▶ **Task details**: Seek out every line containing the word "periode", and copy each.

━━━━━━━━━━━━━━━━━━━━

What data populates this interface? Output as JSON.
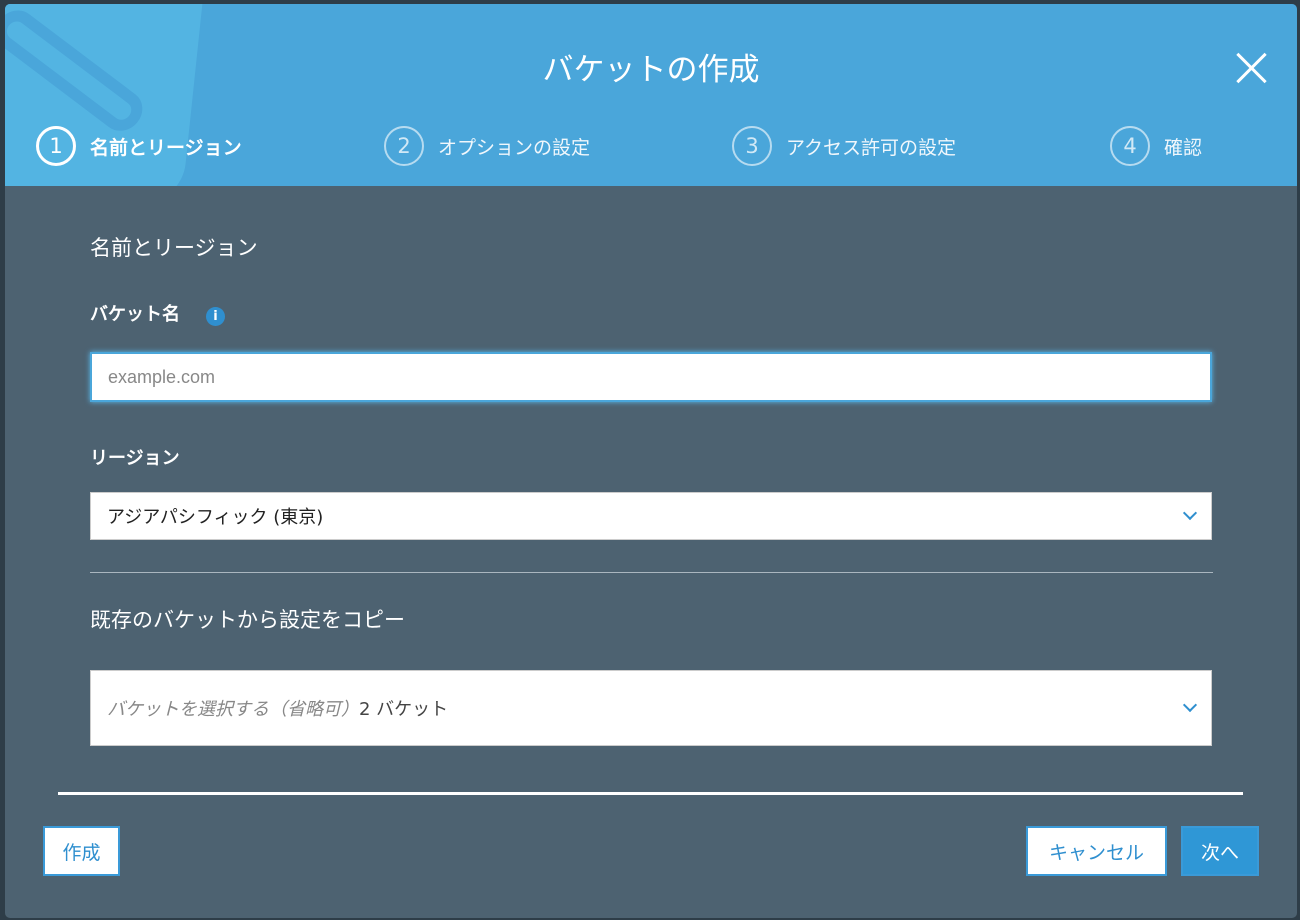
{
  "modal": {
    "title": "バケットの作成"
  },
  "steps": [
    {
      "num": "1",
      "label": "名前とリージョン"
    },
    {
      "num": "2",
      "label": "オプションの設定"
    },
    {
      "num": "3",
      "label": "アクセス許可の設定"
    },
    {
      "num": "4",
      "label": "確認"
    }
  ],
  "form": {
    "section_title": "名前とリージョン",
    "bucket_name_label": "バケット名",
    "bucket_name_placeholder": "example.com",
    "bucket_name_value": "",
    "region_label": "リージョン",
    "region_value": "アジアパシフィック (東京)",
    "copy_section_title": "既存のバケットから設定をコピー",
    "copy_placeholder": "バケットを選択する（省略可）",
    "copy_count": "2 バケット"
  },
  "footer": {
    "create": "作成",
    "cancel": "キャンセル",
    "next": "次へ"
  }
}
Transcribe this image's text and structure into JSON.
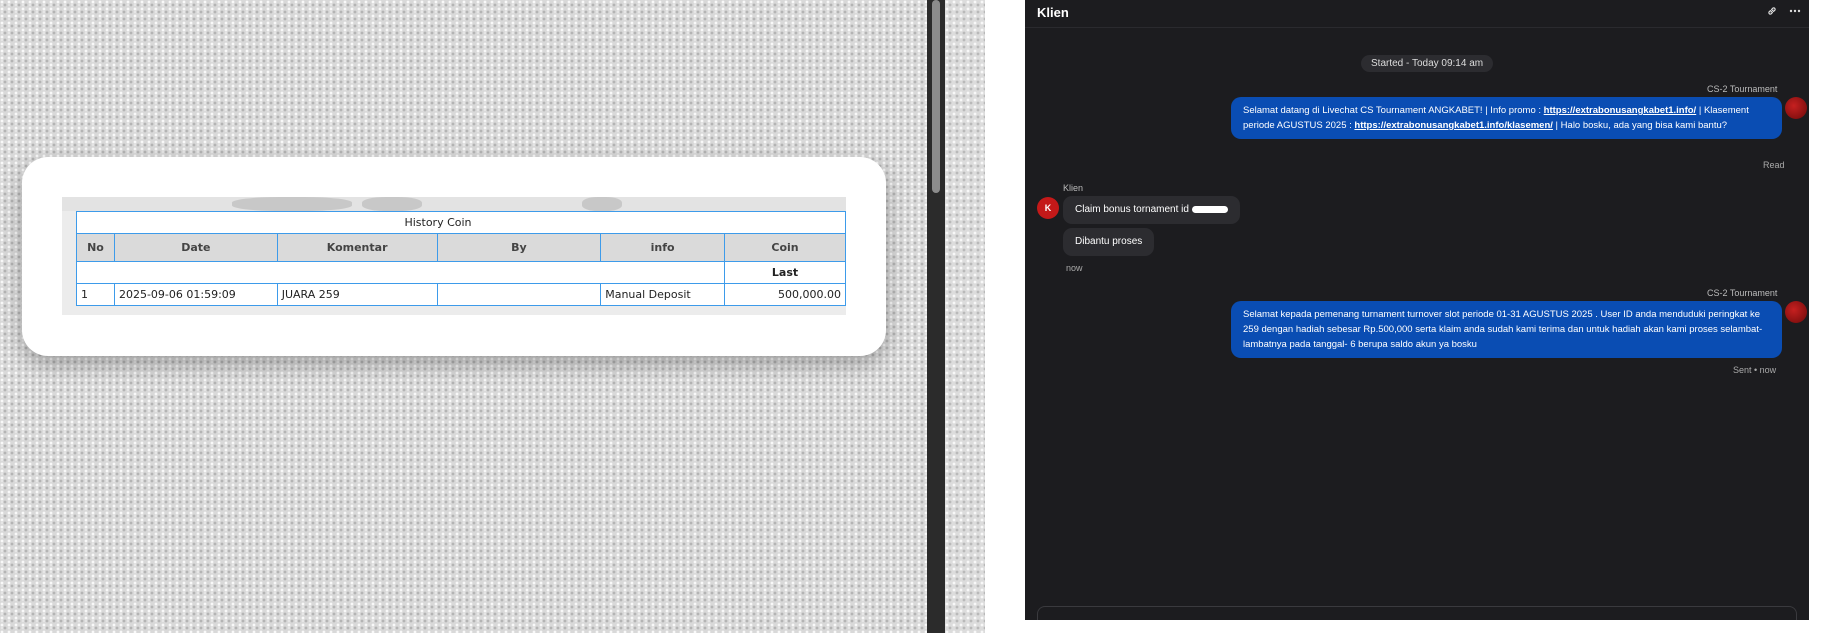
{
  "history": {
    "title": "History Coin",
    "columns": [
      "No",
      "Date",
      "Komentar",
      "By",
      "info",
      "Coin"
    ],
    "last_label": "Last",
    "rows": [
      {
        "no": "1",
        "date": "2025-09-06 01:59:09",
        "komentar": "JUARA 259",
        "by": "",
        "info": "Manual Deposit",
        "coin": "500,000.00"
      }
    ]
  },
  "chat": {
    "title": "Klien",
    "header_icons": [
      "link-icon",
      "more-icon"
    ],
    "started": "Started - Today 09:14 am",
    "messages": [
      {
        "sender": "CS-2 Tournament",
        "text_1": "Selamat datang di Livechat CS Tournament ANGKABET! | Info promo : ",
        "link_1": "https://extrabonusangkabet1.info/",
        "text_2": " | Klasement periode AGUSTUS 2025 : ",
        "link_2": "https://extrabonusangkabet1.info/klasemen/",
        "text_3": " | Halo bosku, ada yang bisa kami bantu?",
        "status": "Read"
      },
      {
        "sender": "Klien",
        "avatar": "K",
        "bubble_1": "Claim bonus tornament id",
        "bubble_2": "Dibantu proses",
        "time": "now"
      },
      {
        "sender": "CS-2 Tournament",
        "text": "Selamat kepada pemenang turnament turnover slot periode 01-31 AGUSTUS 2025 . User ID anda menduduki peringkat ke 259 dengan hadiah sebesar Rp.500,000 serta klaim anda sudah kami terima dan untuk hadiah akan kami proses selambat-lambatnya pada tanggal- 6 berupa saldo akun ya bosku",
        "status": "Sent • now"
      }
    ]
  }
}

━━━━━━━━━━━━━━━━━━━━

▶ **Output for this exercise**:
        "text_2": " | Klasement periode AGUSTUS 2025 : ",
        "text": "Selamat kepada pemenang turnament turnover slot periode 01-31 AGUSTUS 2025 . User ID anda menduduki peringkat ke 259 dengan hadiah sebesar Rp.500,000 serta klaim anda sudah kami terima dan untuk hadiah akan kami proses selambat-lambatnya pada tanggal- 6 berupa saldo akun ya bosku",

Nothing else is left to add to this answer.